DIRECTIVE — Scan the data. Collect each line that contains the word "Woocommerce".

RECORDS TO PROCESS —

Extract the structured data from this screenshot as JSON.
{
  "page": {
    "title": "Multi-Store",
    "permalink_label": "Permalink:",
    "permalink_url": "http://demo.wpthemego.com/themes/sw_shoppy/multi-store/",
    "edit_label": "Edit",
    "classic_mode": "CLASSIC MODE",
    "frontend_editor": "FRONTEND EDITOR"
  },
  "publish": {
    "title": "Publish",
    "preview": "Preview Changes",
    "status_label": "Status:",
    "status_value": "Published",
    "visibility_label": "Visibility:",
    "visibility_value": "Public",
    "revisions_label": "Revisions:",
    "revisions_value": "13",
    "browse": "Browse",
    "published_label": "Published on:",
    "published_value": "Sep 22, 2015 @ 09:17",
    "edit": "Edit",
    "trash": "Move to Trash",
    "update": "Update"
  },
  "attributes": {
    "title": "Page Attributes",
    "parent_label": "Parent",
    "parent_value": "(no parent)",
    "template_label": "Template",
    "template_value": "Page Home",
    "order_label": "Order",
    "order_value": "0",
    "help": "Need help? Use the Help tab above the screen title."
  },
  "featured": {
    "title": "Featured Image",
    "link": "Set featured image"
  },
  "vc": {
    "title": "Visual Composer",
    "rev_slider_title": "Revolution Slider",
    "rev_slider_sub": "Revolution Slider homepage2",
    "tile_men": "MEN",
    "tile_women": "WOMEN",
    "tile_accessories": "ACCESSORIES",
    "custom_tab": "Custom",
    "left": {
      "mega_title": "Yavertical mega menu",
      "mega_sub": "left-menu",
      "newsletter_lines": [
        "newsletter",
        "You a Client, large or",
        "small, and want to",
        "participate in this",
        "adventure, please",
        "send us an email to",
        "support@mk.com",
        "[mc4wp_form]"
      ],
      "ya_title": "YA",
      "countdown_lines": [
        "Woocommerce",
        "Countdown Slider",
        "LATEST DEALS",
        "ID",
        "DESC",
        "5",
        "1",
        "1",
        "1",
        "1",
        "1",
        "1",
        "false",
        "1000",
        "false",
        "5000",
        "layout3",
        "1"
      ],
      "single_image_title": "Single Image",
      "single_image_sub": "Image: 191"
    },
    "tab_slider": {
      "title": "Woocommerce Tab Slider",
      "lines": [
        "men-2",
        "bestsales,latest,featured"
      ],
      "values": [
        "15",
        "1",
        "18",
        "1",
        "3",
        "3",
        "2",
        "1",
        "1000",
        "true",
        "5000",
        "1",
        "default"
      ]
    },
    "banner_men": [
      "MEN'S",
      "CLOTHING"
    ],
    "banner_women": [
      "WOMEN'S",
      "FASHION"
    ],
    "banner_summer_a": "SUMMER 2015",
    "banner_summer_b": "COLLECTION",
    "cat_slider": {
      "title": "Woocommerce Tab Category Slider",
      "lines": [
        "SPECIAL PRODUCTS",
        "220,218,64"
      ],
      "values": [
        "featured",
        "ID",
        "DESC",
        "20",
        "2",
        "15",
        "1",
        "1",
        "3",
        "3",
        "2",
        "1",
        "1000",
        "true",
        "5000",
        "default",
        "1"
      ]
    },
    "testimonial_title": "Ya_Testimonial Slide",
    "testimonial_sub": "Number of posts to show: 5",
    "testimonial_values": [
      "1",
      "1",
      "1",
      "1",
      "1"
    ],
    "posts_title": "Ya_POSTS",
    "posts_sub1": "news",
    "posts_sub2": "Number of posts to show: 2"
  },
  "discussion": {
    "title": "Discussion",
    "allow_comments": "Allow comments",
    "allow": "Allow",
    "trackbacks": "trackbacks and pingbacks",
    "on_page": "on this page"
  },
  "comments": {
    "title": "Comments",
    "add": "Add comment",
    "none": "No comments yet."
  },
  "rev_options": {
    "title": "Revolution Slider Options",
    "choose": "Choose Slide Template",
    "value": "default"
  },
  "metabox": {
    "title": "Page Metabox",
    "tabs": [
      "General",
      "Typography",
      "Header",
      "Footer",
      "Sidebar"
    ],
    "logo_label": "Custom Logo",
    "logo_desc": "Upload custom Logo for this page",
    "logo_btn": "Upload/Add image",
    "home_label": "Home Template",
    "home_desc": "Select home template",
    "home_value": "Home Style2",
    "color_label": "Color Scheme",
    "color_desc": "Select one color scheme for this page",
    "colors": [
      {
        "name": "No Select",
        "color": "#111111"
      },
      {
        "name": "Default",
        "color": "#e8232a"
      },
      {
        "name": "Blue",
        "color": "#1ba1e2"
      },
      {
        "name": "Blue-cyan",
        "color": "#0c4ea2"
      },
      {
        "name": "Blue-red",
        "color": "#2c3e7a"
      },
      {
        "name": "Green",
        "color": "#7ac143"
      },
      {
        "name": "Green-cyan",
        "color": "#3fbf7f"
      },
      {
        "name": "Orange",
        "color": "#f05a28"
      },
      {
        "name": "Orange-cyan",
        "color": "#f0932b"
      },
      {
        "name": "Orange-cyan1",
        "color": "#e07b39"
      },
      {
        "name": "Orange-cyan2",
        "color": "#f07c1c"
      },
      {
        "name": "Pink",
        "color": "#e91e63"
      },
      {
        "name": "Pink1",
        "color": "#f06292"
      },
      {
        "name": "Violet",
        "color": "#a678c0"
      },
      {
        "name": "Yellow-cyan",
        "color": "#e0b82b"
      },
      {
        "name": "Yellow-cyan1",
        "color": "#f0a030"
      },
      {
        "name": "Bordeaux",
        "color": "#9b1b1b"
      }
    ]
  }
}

THE ANSWER —
        "Woocommerce",
      "title": "Woocommerce Tab Slider",
      "title": "Woocommerce Tab Category Slider",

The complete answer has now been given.